Data for processing>
----------

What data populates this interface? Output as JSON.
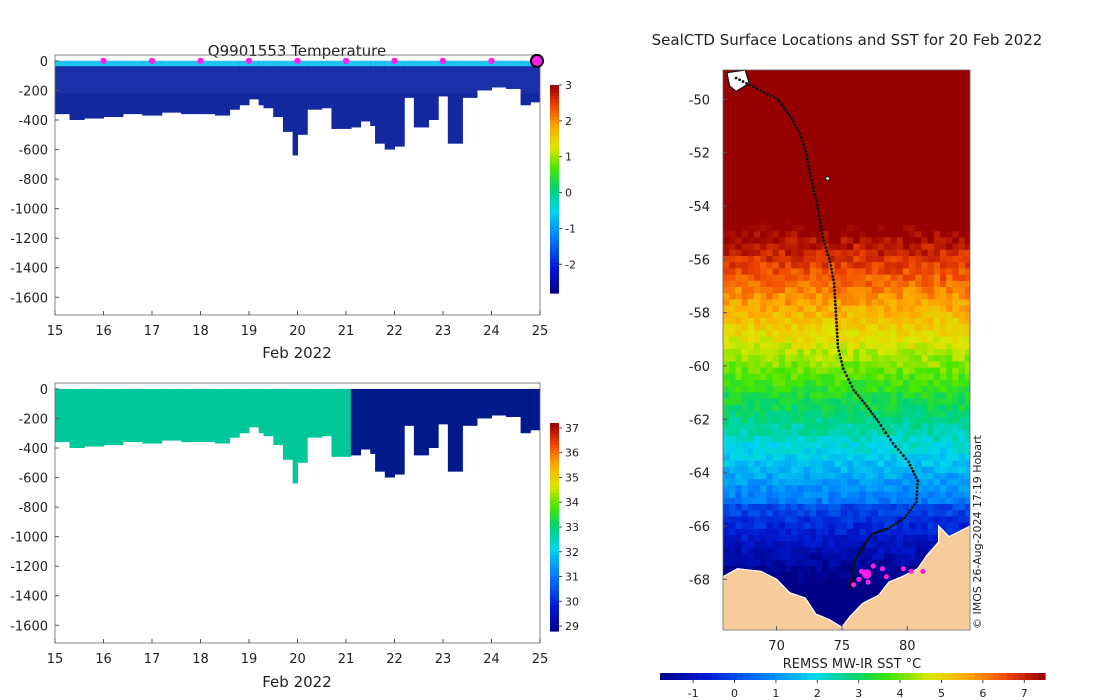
{
  "colors": {
    "deep_blue": "#1a2fa8",
    "navy": "#001a8c",
    "surface_cyan": "#1ec3ee",
    "teal": "#00c89a",
    "magenta": "#ff1ee6",
    "land": "#f8cc9a",
    "track": "#111111"
  },
  "chart_data": [
    {
      "id": "temperature-profile",
      "type": "heatmap",
      "title": "Q9901553  Temperature",
      "xlabel": "Feb 2022",
      "ylabel": "",
      "x_ticks": [
        15,
        16,
        17,
        18,
        19,
        20,
        21,
        22,
        23,
        24,
        25
      ],
      "y_ticks": [
        0,
        -200,
        -400,
        -600,
        -800,
        -1000,
        -1200,
        -1400,
        -1600
      ],
      "xlim": [
        15,
        25
      ],
      "ylim": [
        -1720,
        40
      ],
      "cast_x": [
        15,
        15.3,
        15.6,
        16,
        16.4,
        16.8,
        17.2,
        17.6,
        18,
        18.3,
        18.6,
        18.8,
        19.0,
        19.2,
        19.3,
        19.5,
        19.6,
        19.7,
        19.9,
        20.0,
        20.2,
        20.5,
        20.7,
        21.1,
        21.3,
        21.5,
        21.6,
        21.8,
        22.0,
        22.2,
        22.4,
        22.7,
        22.9,
        23.1,
        23.4,
        23.7,
        24.0,
        24.3,
        24.6,
        24.8,
        25.0
      ],
      "cast_depth": [
        -360,
        -400,
        -390,
        -380,
        -360,
        -370,
        -350,
        -360,
        -360,
        -370,
        -330,
        -300,
        -260,
        -300,
        -320,
        -380,
        -380,
        -480,
        -640,
        -500,
        -330,
        -320,
        -460,
        -450,
        -410,
        -440,
        -560,
        -600,
        -580,
        -250,
        -450,
        -400,
        -240,
        -560,
        -250,
        -200,
        -180,
        -190,
        -300,
        -280,
        -260
      ],
      "surface_layer_depth": 40,
      "colorbar": {
        "min": -2.8,
        "max": 3,
        "ticks": [
          -2,
          -1,
          0,
          1,
          2,
          3
        ]
      },
      "markers_x": [
        16,
        17,
        18,
        19,
        20,
        21,
        22,
        23,
        24
      ],
      "latest_marker_x": 25
    },
    {
      "id": "salinity-profile",
      "type": "heatmap",
      "title": "",
      "xlabel": "Feb 2022",
      "ylabel": "",
      "x_ticks": [
        15,
        16,
        17,
        18,
        19,
        20,
        21,
        22,
        23,
        24,
        25
      ],
      "y_ticks": [
        0,
        -200,
        -400,
        -600,
        -800,
        -1000,
        -1200,
        -1400,
        -1600
      ],
      "xlim": [
        15,
        25
      ],
      "ylim": [
        -1720,
        40
      ],
      "cast_x": [
        15,
        15.3,
        15.6,
        16,
        16.4,
        16.8,
        17.2,
        17.6,
        18,
        18.3,
        18.6,
        18.8,
        19.0,
        19.2,
        19.3,
        19.5,
        19.6,
        19.7,
        19.9,
        20.0,
        20.2,
        20.5,
        20.7,
        21.1,
        21.3,
        21.5,
        21.6,
        21.8,
        22.0,
        22.2,
        22.4,
        22.7,
        22.9,
        23.1,
        23.4,
        23.7,
        24.0,
        24.3,
        24.6,
        24.8,
        25.0
      ],
      "cast_depth": [
        -360,
        -400,
        -390,
        -380,
        -360,
        -370,
        -350,
        -360,
        -360,
        -370,
        -330,
        -300,
        -260,
        -300,
        -320,
        -380,
        -380,
        -480,
        -640,
        -500,
        -330,
        -320,
        -460,
        -450,
        -410,
        -440,
        -560,
        -600,
        -580,
        -250,
        -450,
        -400,
        -240,
        -560,
        -250,
        -200,
        -180,
        -190,
        -300,
        -280,
        -260
      ],
      "split_x": 20.72,
      "colorbar": {
        "min": 28.8,
        "max": 37.2,
        "ticks": [
          29,
          30,
          31,
          32,
          33,
          34,
          35,
          36,
          37
        ]
      }
    },
    {
      "id": "sst-map",
      "type": "heatmap",
      "title": "SealCTD Surface Locations and SST for 20 Feb 2022",
      "xlabel": "REMSS MW-IR SST °C",
      "x_ticks": [
        70,
        75,
        80
      ],
      "y_ticks": [
        -50,
        -52,
        -54,
        -56,
        -58,
        -60,
        -62,
        -64,
        -66,
        -68
      ],
      "xlim": [
        65.9,
        84.8
      ],
      "ylim": [
        -69.9,
        -48.9
      ],
      "colorbar": {
        "min": -1.8,
        "max": 7.5,
        "ticks": [
          -1,
          0,
          1,
          2,
          3,
          4,
          5,
          6,
          7
        ]
      },
      "credit": "© IMOS 26-Aug-2024 17:19 Hobart",
      "track": [
        [
          66.9,
          -49.2
        ],
        [
          68.5,
          -49.6
        ],
        [
          70.1,
          -50.0
        ],
        [
          71.0,
          -50.6
        ],
        [
          71.8,
          -51.3
        ],
        [
          72.3,
          -52.1
        ],
        [
          72.6,
          -52.9
        ],
        [
          73.0,
          -53.7
        ],
        [
          73.3,
          -54.5
        ],
        [
          73.6,
          -55.3
        ],
        [
          74.1,
          -56.1
        ],
        [
          74.4,
          -56.9
        ],
        [
          74.5,
          -57.7
        ],
        [
          74.6,
          -58.5
        ],
        [
          74.7,
          -59.3
        ],
        [
          75.1,
          -60.1
        ],
        [
          75.9,
          -60.9
        ],
        [
          76.9,
          -61.5
        ],
        [
          77.8,
          -62.1
        ],
        [
          78.9,
          -62.9
        ],
        [
          80.1,
          -63.6
        ],
        [
          80.8,
          -64.3
        ],
        [
          80.7,
          -65.1
        ],
        [
          79.8,
          -65.7
        ],
        [
          78.5,
          -66.1
        ],
        [
          77.3,
          -66.3
        ],
        [
          76.6,
          -66.8
        ],
        [
          76.0,
          -67.3
        ],
        [
          75.8,
          -67.9
        ],
        [
          75.6,
          -68.4
        ]
      ],
      "positions": [
        [
          76.3,
          -68.0
        ],
        [
          77.0,
          -68.1
        ],
        [
          76.5,
          -67.7
        ],
        [
          77.4,
          -67.5
        ],
        [
          78.1,
          -67.6
        ],
        [
          78.4,
          -67.9
        ],
        [
          79.7,
          -67.6
        ],
        [
          80.3,
          -67.7
        ],
        [
          81.2,
          -67.7
        ],
        [
          75.9,
          -68.2
        ]
      ],
      "latest_position": [
        76.9,
        -67.8
      ]
    }
  ]
}
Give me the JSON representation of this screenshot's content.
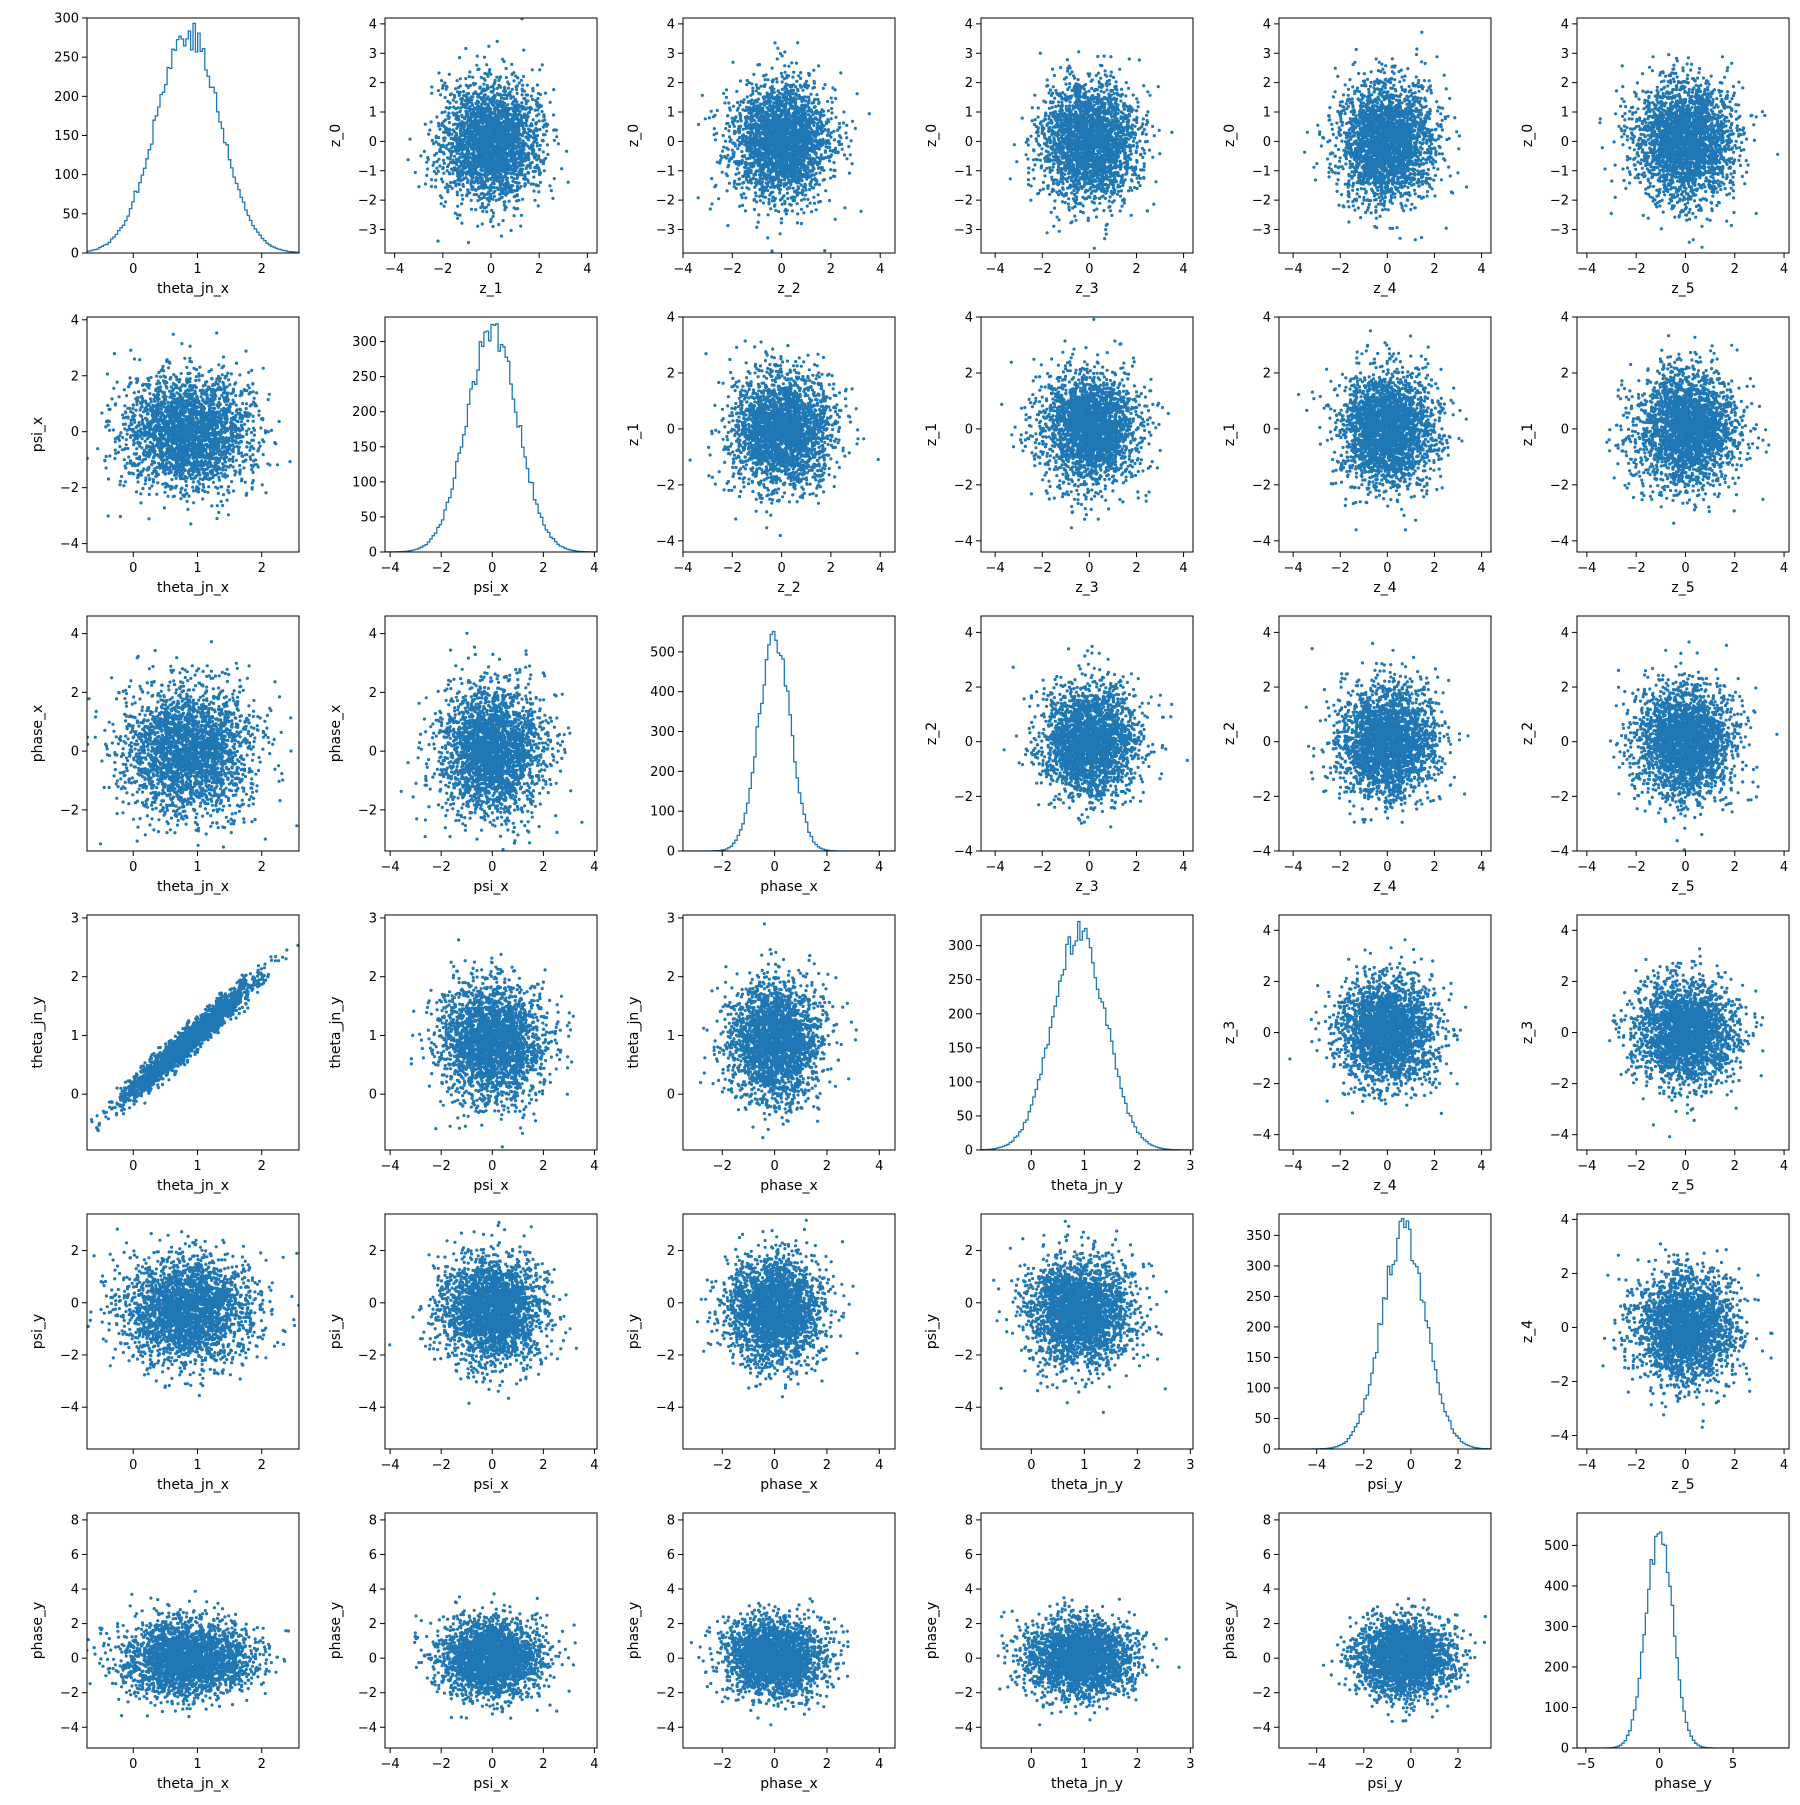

----------

Short exercise> Repeat each record exactly, with the pictures left out.

Complete output>
What data populates this interface? Output as JSON.
{
  "colors": {
    "deep_blue": "#1a2fa8",
    "navy": "#001a8c",
    "surface_cyan": "#1ec3ee",
    "teal": "#00c89a",
    "magenta": "#ff1ee6",
    "land": "#f8cc9a",
    "track": "#111111"
  },
  "chart_data": [
    {
      "id": "temperature-profile",
      "type": "heatmap",
      "title": "Q9901553  Temperature",
      "xlabel": "Feb 2022",
      "ylabel": "",
      "x_ticks": [
        15,
        16,
        17,
        18,
        19,
        20,
        21,
        22,
        23,
        24,
        25
      ],
      "y_ticks": [
        0,
        -200,
        -400,
        -600,
        -800,
        -1000,
        -1200,
        -1400,
        -1600
      ],
      "xlim": [
        15,
        25
      ],
      "ylim": [
        -1720,
        40
      ],
      "cast_x": [
        15,
        15.3,
        15.6,
        16,
        16.4,
        16.8,
        17.2,
        17.6,
        18,
        18.3,
        18.6,
        18.8,
        19.0,
        19.2,
        19.3,
        19.5,
        19.6,
        19.7,
        19.9,
        20.0,
        20.2,
        20.5,
        20.7,
        21.1,
        21.3,
        21.5,
        21.6,
        21.8,
        22.0,
        22.2,
        22.4,
        22.7,
        22.9,
        23.1,
        23.4,
        23.7,
        24.0,
        24.3,
        24.6,
        24.8,
        25.0
      ],
      "cast_depth": [
        -360,
        -400,
        -390,
        -380,
        -360,
        -370,
        -350,
        -360,
        -360,
        -370,
        -330,
        -300,
        -260,
        -300,
        -320,
        -380,
        -380,
        -480,
        -640,
        -500,
        -330,
        -320,
        -460,
        -450,
        -410,
        -440,
        -560,
        -600,
        -580,
        -250,
        -450,
        -400,
        -240,
        -560,
        -250,
        -200,
        -180,
        -190,
        -300,
        -280,
        -260
      ],
      "surface_layer_depth": 40,
      "colorbar": {
        "min": -2.8,
        "max": 3,
        "ticks": [
          -2,
          -1,
          0,
          1,
          2,
          3
        ]
      },
      "markers_x": [
        16,
        17,
        18,
        19,
        20,
        21,
        22,
        23,
        24
      ],
      "latest_marker_x": 25
    },
    {
      "id": "salinity-profile",
      "type": "heatmap",
      "title": "",
      "xlabel": "Feb 2022",
      "ylabel": "",
      "x_ticks": [
        15,
        16,
        17,
        18,
        19,
        20,
        21,
        22,
        23,
        24,
        25
      ],
      "y_ticks": [
        0,
        -200,
        -400,
        -600,
        -800,
        -1000,
        -1200,
        -1400,
        -1600
      ],
      "xlim": [
        15,
        25
      ],
      "ylim": [
        -1720,
        40
      ],
      "cast_x": [
        15,
        15.3,
        15.6,
        16,
        16.4,
        16.8,
        17.2,
        17.6,
        18,
        18.3,
        18.6,
        18.8,
        19.0,
        19.2,
        19.3,
        19.5,
        19.6,
        19.7,
        19.9,
        20.0,
        20.2,
        20.5,
        20.7,
        21.1,
        21.3,
        21.5,
        21.6,
        21.8,
        22.0,
        22.2,
        22.4,
        22.7,
        22.9,
        23.1,
        23.4,
        23.7,
        24.0,
        24.3,
        24.6,
        24.8,
        25.0
      ],
      "cast_depth": [
        -360,
        -400,
        -390,
        -380,
        -360,
        -370,
        -350,
        -360,
        -360,
        -370,
        -330,
        -300,
        -260,
        -300,
        -320,
        -380,
        -380,
        -480,
        -640,
        -500,
        -330,
        -320,
        -460,
        -450,
        -410,
        -440,
        -560,
        -600,
        -580,
        -250,
        -450,
        -400,
        -240,
        -560,
        -250,
        -200,
        -180,
        -190,
        -300,
        -280,
        -260
      ],
      "split_x": 20.72,
      "colorbar": {
        "min": 28.8,
        "max": 37.2,
        "ticks": [
          29,
          30,
          31,
          32,
          33,
          34,
          35,
          36,
          37
        ]
      }
    },
    {
      "id": "sst-map",
      "type": "heatmap",
      "title": "SealCTD Surface Locations and SST for 20 Feb 2022",
      "xlabel": "REMSS MW-IR SST °C",
      "x_ticks": [
        70,
        75,
        80
      ],
      "y_ticks": [
        -50,
        -52,
        -54,
        -56,
        -58,
        -60,
        -62,
        -64,
        -66,
        -68
      ],
      "xlim": [
        65.9,
        84.8
      ],
      "ylim": [
        -69.9,
        -48.9
      ],
      "colorbar": {
        "min": -1.8,
        "max": 7.5,
        "ticks": [
          -1,
          0,
          1,
          2,
          3,
          4,
          5,
          6,
          7
        ]
      },
      "credit": "© IMOS 26-Aug-2024 17:19 Hobart",
      "track": [
        [
          66.9,
          -49.2
        ],
        [
          68.5,
          -49.6
        ],
        [
          70.1,
          -50.0
        ],
        [
          71.0,
          -50.6
        ],
        [
          71.8,
          -51.3
        ],
        [
          72.3,
          -52.1
        ],
        [
          72.6,
          -52.9
        ],
        [
          73.0,
          -53.7
        ],
        [
          73.3,
          -54.5
        ],
        [
          73.6,
          -55.3
        ],
        [
          74.1,
          -56.1
        ],
        [
          74.4,
          -56.9
        ],
        [
          74.5,
          -57.7
        ],
        [
          74.6,
          -58.5
        ],
        [
          74.7,
          -59.3
        ],
        [
          75.1,
          -60.1
        ],
        [
          75.9,
          -60.9
        ],
        [
          76.9,
          -61.5
        ],
        [
          77.8,
          -62.1
        ],
        [
          78.9,
          -62.9
        ],
        [
          80.1,
          -63.6
        ],
        [
          80.8,
          -64.3
        ],
        [
          80.7,
          -65.1
        ],
        [
          79.8,
          -65.7
        ],
        [
          78.5,
          -66.1
        ],
        [
          77.3,
          -66.3
        ],
        [
          76.6,
          -66.8
        ],
        [
          76.0,
          -67.3
        ],
        [
          75.8,
          -67.9
        ],
        [
          75.6,
          -68.4
        ]
      ],
      "positions": [
        [
          76.3,
          -68.0
        ],
        [
          77.0,
          -68.1
        ],
        [
          76.5,
          -67.7
        ],
        [
          77.4,
          -67.5
        ],
        [
          78.1,
          -67.6
        ],
        [
          78.4,
          -67.9
        ],
        [
          79.7,
          -67.6
        ],
        [
          80.3,
          -67.7
        ],
        [
          81.2,
          -67.7
        ],
        [
          75.9,
          -68.2
        ]
      ],
      "latest_position": [
        76.9,
        -67.8
      ]
    }
  ]
}
Give me the JSON representation of this screenshot's content.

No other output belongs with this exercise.